▶

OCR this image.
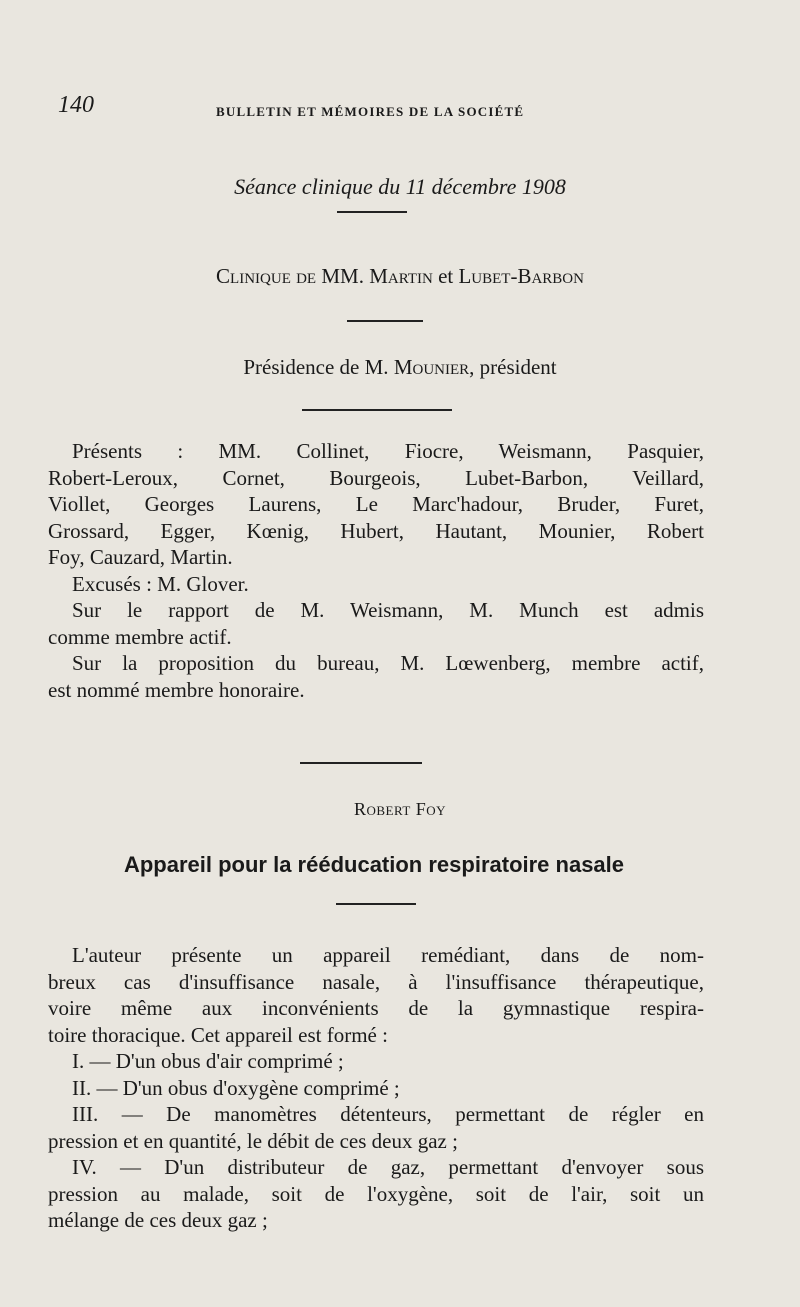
140	BULLETIN ET MÉMOIRES DE LA SOCIÉTÉ
Séance clinique du 11 décembre 1908
Clinique de MM. Martin et Lubet-Barbon
Présidence de M. Mounier, président
Présents : MM. Collinet, Fiocre, Weismann, Pasquier,
Robert-Leroux, Cornet, Bourgeois, Lubet-Barbon, Veillard,
Viollet, Georges Laurens, Le Marc'hadour, Bruder, Furet,
Grossard, Egger, Kœnig, Hubert, Hautant, Mounier, Robert
Foy, Cauzard, Martin.
Excusés : M. Glover.
Sur le rapport de M. Weismann, M. Munch est admis
comme membre actif.
Sur la proposition du bureau, M. Lœwenberg, membre actif,
est nommé membre honoraire.
Robert Foy
Appareil pour la rééducation respiratoire nasale
L'auteur présente un appareil remédiant, dans de nom-
breux cas d'insuffisance nasale, à l'insuffisance thérapeutique,
voire même aux inconvénients de la gymnastique respira-
toire thoracique. Cet appareil est formé :
I. — D'un obus d'air comprimé ;
II. — D'un obus d'oxygène comprimé ;
III. — De manomètres détenteurs, permettant de régler en
pression et en quantité, le débit de ces deux gaz ;
IV. — D'un distributeur de gaz, permettant d'envoyer sous
pression au malade, soit de l'oxygène, soit de l'air, soit un
mélange de ces deux gaz ;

◀

Do this: From the listing above, copy out each line where the word "permettant" appears.

Output of the exercise:
III. — De manomètres détenteurs, permettant de régler en
IV. — D'un distributeur de gaz, permettant d'envoyer sous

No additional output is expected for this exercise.